Restate the data below word for word. Skip any images it contains.
## start
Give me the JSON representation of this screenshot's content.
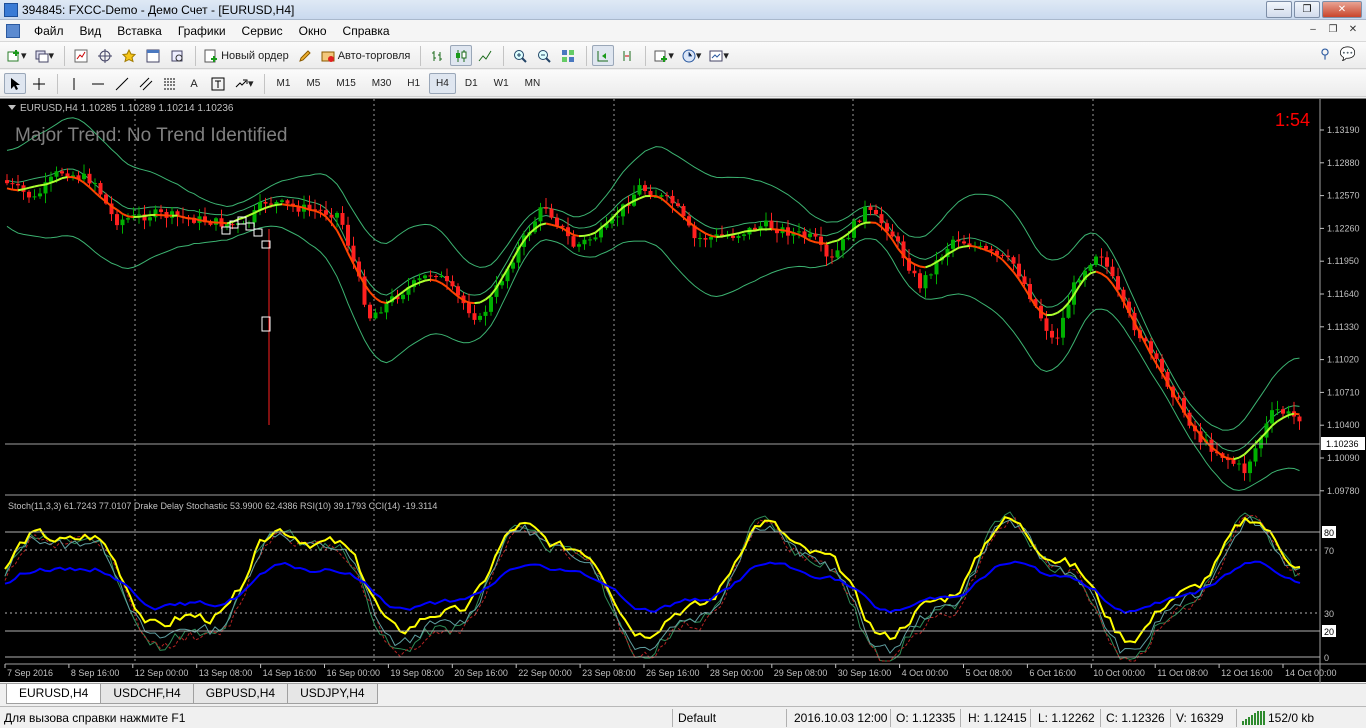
{
  "window": {
    "title": "394845: FXCC-Demo - Демо Счет - [EURUSD,H4]"
  },
  "menu": [
    "Файл",
    "Вид",
    "Вставка",
    "Графики",
    "Сервис",
    "Окно",
    "Справка"
  ],
  "toolbar": {
    "new_order": "Новый ордер",
    "auto_trading": "Авто-торговля",
    "timeframes": [
      "M1",
      "M5",
      "M15",
      "M30",
      "H1",
      "H4",
      "D1",
      "W1",
      "MN"
    ],
    "active_timeframe": "H4"
  },
  "chart": {
    "header": "EURUSD,H4  1.10285 1.10289 1.10214 1.10236",
    "trend_text": "Major Trend: No Trend Identified",
    "timer": "1:54",
    "current_price": "1.10236",
    "price_ticks": [
      "1.13190",
      "1.12880",
      "1.12570",
      "1.12260",
      "1.11950",
      "1.11640",
      "1.11330",
      "1.11020",
      "1.10710",
      "1.10400",
      "1.10090",
      "1.09780"
    ],
    "indicator_header": "Stoch(11,3,3) 61.7243 77.0107  Drake Delay Stochastic 53.9900 62.4386  RSI(10) 39.1793  CCI(14) -19.3114",
    "indicator_ticks": [
      "80",
      "70",
      "30",
      "20",
      "0"
    ],
    "time_ticks": [
      "7 Sep 2016",
      "8 Sep 16:00",
      "12 Sep 00:00",
      "13 Sep 08:00",
      "14 Sep 16:00",
      "16 Sep 00:00",
      "19 Sep 08:00",
      "20 Sep 16:00",
      "22 Sep 00:00",
      "23 Sep 08:00",
      "26 Sep 16:00",
      "28 Sep 00:00",
      "29 Sep 08:00",
      "30 Sep 16:00",
      "4 Oct 00:00",
      "5 Oct 08:00",
      "6 Oct 16:00",
      "10 Oct 00:00",
      "11 Oct 08:00",
      "12 Oct 16:00",
      "14 Oct 00:00"
    ],
    "colors": {
      "bull": "#00b000",
      "bear": "#ff2020",
      "ma_up": "#adff2f",
      "ma_down": "#ff4500",
      "band": "#3cb371",
      "stoch_yellow": "#ffff00",
      "rsi_blue": "#0000ff",
      "timer": "#ff0000",
      "trend_text": "#808080"
    }
  },
  "tabs": [
    "EURUSD,H4",
    "USDCHF,H4",
    "GBPUSD,H4",
    "USDJPY,H4"
  ],
  "active_tab": "EURUSD,H4",
  "status": {
    "help": "Для вызова справки нажмите F1",
    "profile": "Default",
    "datetime": "2016.10.03 12:00",
    "open": "O: 1.12335",
    "high": "H: 1.12415",
    "low": "L: 1.12262",
    "close": "C: 1.12326",
    "volume": "V: 16329",
    "traffic": "152/0 kb"
  }
}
## end
▶ _EXERCISE RESPONSE_
Give me the JSON representation of this screenshot's content.
{
  "window": {
    "title": "394845: FXCC-Demo - Демо Счет - [EURUSD,H4]"
  },
  "menu": [
    "Файл",
    "Вид",
    "Вставка",
    "Графики",
    "Сервис",
    "Окно",
    "Справка"
  ],
  "toolbar": {
    "new_order": "Новый ордер",
    "auto_trading": "Авто-торговля",
    "timeframes": [
      "M1",
      "M5",
      "M15",
      "M30",
      "H1",
      "H4",
      "D1",
      "W1",
      "MN"
    ],
    "active_timeframe": "H4"
  },
  "chart": {
    "header": "EURUSD,H4  1.10285 1.10289 1.10214 1.10236",
    "trend_text": "Major Trend: No Trend Identified",
    "timer": "1:54",
    "current_price": "1.10236",
    "price_ticks": [
      "1.13190",
      "1.12880",
      "1.12570",
      "1.12260",
      "1.11950",
      "1.11640",
      "1.11330",
      "1.11020",
      "1.10710",
      "1.10400",
      "1.10090",
      "1.09780"
    ],
    "indicator_header": "Stoch(11,3,3) 61.7243 77.0107  Drake Delay Stochastic 53.9900 62.4386  RSI(10) 39.1793  CCI(14) -19.3114",
    "indicator_ticks": [
      "80",
      "70",
      "30",
      "20",
      "0"
    ],
    "time_ticks": [
      "7 Sep 2016",
      "8 Sep 16:00",
      "12 Sep 00:00",
      "13 Sep 08:00",
      "14 Sep 16:00",
      "16 Sep 00:00",
      "19 Sep 08:00",
      "20 Sep 16:00",
      "22 Sep 00:00",
      "23 Sep 08:00",
      "26 Sep 16:00",
      "28 Sep 00:00",
      "29 Sep 08:00",
      "30 Sep 16:00",
      "4 Oct 00:00",
      "5 Oct 08:00",
      "6 Oct 16:00",
      "10 Oct 00:00",
      "11 Oct 08:00",
      "12 Oct 16:00",
      "14 Oct 00:00"
    ],
    "colors": {
      "bull": "#00b000",
      "bear": "#ff2020",
      "ma_up": "#adff2f",
      "ma_down": "#ff4500",
      "band": "#3cb371",
      "stoch_yellow": "#ffff00",
      "rsi_blue": "#0000ff",
      "timer": "#ff0000",
      "trend_text": "#808080"
    }
  },
  "tabs": [
    "EURUSD,H4",
    "USDCHF,H4",
    "GBPUSD,H4",
    "USDJPY,H4"
  ],
  "active_tab": "EURUSD,H4",
  "status": {
    "help": "Для вызова справки нажмите F1",
    "profile": "Default",
    "datetime": "2016.10.03 12:00",
    "open": "O: 1.12335",
    "high": "H: 1.12415",
    "low": "L: 1.12262",
    "close": "C: 1.12326",
    "volume": "V: 16329",
    "traffic": "152/0 kb"
  }
}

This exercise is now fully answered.